* SUPPLIED INFORMATION *
• • • •
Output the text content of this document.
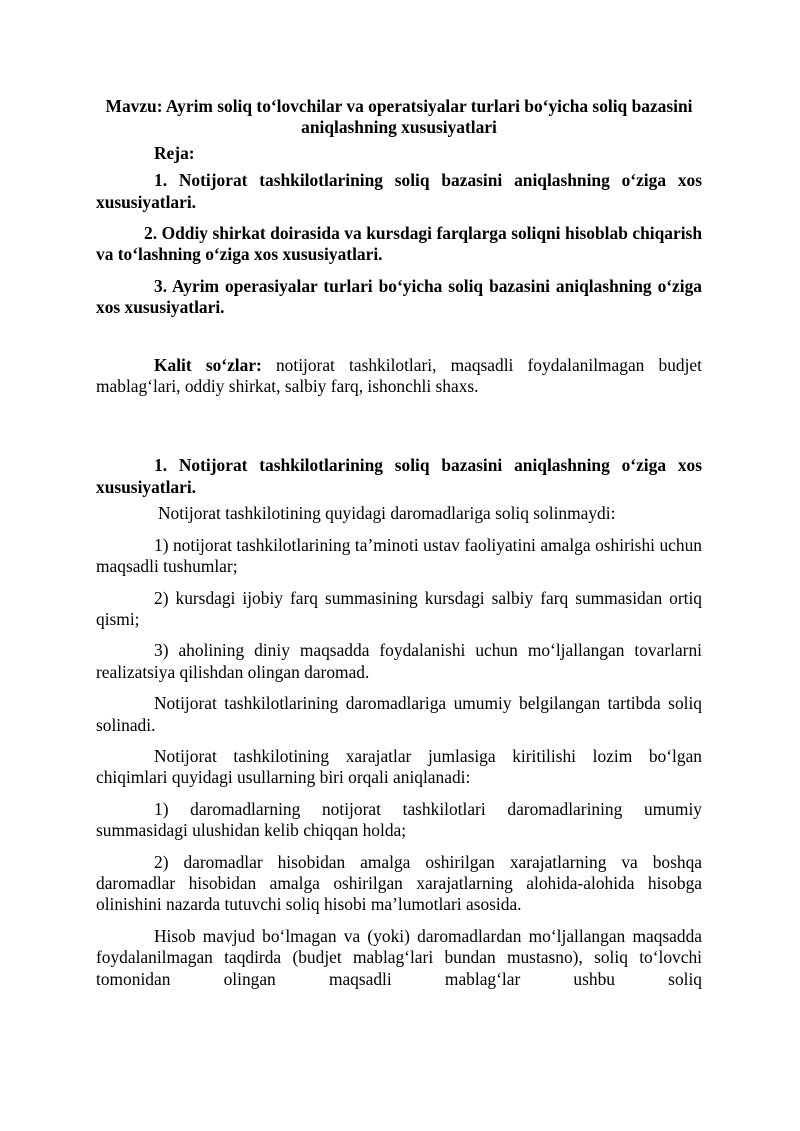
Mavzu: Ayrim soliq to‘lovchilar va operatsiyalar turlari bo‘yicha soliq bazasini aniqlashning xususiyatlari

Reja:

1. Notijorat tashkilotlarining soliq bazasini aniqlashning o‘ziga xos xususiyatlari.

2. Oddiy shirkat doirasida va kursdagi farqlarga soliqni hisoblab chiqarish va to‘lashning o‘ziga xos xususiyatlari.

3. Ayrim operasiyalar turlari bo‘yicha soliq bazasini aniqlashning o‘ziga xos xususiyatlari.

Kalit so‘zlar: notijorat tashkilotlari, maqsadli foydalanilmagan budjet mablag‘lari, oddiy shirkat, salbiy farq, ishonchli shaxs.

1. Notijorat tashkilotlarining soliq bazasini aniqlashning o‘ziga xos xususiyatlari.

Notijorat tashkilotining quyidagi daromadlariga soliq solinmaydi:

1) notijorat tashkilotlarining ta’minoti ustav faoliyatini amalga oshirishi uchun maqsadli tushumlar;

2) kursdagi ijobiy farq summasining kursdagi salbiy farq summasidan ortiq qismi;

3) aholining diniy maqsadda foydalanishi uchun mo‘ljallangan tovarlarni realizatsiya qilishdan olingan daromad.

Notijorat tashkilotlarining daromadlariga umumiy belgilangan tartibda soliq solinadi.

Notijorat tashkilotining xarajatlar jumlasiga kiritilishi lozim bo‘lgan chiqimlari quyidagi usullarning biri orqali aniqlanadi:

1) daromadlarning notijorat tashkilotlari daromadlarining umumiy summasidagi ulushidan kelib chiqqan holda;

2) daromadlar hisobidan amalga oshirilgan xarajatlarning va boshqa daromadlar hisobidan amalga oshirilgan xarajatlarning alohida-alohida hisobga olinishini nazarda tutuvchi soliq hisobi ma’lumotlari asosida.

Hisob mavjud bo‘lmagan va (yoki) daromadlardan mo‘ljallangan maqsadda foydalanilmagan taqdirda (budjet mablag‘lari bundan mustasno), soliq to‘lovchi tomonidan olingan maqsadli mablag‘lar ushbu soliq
• • • •
* PROBLEM DESCRIPTION *
From the records above, copy every line that holds the word "maqsadda".

* RESPONSE TO THE EXERCISE *
3) aholining diniy maqsadda foydalanishi uchun mo‘ljallangan tovarlarni realizatsiya qilishdan olingan daromad.
Hisob mavjud bo‘lmagan va (yoki) daromadlardan mo‘ljallangan maqsadda foydalanilmagan taqdirda (budjet mablag‘lari bundan mustasno), soliq to‘lovchi tomonidan olingan maqsadli mablag‘lar ushbu soliq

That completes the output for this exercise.